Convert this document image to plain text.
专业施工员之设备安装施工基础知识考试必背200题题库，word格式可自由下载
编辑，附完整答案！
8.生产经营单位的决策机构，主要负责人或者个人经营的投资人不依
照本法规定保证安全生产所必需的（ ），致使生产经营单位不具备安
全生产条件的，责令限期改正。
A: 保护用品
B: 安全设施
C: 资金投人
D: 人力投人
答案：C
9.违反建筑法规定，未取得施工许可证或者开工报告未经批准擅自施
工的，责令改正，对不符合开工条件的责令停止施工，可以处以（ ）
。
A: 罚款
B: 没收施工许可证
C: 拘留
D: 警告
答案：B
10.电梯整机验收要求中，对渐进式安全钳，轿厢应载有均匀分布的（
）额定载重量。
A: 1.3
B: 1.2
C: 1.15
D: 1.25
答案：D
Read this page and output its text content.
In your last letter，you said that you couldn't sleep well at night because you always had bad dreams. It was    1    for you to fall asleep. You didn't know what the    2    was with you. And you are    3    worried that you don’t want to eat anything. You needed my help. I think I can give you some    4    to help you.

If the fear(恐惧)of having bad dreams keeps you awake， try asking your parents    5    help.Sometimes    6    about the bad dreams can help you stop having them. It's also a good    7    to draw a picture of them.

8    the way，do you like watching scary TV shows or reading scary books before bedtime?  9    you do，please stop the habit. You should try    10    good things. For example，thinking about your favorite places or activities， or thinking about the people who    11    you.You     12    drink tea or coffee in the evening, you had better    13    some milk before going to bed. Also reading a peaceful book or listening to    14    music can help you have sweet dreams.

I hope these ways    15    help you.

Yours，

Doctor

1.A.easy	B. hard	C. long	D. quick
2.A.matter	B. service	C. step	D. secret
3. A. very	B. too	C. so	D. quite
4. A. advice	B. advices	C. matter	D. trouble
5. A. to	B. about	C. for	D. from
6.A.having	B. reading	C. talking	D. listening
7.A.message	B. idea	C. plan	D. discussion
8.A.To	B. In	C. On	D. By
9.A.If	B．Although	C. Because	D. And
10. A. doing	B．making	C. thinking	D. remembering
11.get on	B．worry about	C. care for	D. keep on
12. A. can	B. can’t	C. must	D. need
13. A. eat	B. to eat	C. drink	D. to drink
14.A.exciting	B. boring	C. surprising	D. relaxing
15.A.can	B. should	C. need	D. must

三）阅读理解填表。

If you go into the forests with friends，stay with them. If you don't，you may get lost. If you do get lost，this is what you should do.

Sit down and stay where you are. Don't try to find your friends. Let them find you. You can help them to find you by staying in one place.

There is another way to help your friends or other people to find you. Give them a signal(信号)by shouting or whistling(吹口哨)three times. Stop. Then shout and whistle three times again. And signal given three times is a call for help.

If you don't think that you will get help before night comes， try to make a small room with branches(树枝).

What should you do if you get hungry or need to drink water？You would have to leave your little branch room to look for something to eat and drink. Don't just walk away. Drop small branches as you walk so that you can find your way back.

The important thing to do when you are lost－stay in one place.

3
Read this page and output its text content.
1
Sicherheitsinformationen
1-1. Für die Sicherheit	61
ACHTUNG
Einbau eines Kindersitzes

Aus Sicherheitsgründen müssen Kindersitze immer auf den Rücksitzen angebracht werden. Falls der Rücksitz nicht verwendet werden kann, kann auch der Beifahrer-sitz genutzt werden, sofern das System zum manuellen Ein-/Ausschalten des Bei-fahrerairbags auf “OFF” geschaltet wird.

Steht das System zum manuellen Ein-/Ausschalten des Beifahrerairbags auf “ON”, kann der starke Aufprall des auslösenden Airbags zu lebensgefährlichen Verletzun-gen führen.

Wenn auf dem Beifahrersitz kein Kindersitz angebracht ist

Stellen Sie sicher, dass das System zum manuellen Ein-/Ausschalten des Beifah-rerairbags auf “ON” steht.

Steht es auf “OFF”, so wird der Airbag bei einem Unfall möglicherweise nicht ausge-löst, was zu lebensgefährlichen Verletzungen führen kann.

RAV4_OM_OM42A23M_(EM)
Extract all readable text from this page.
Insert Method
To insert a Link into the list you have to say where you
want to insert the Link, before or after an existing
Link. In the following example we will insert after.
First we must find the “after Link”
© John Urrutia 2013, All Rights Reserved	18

= = = = =

- **What is required**
Select and copy every line from the records that includes the word "night".

- **Answer**
In your last letter，you said that you couldn't sleep well at night because you always had bad dreams. It was    1    for you to fall asleep. You didn't know what the    2    was with you. And you are    3    worried that you don’t want to eat anything. You needed my help. I think I can give you some    4    to help you.
If you don't think that you will get help before night comes， try to make a small room with branches(树枝).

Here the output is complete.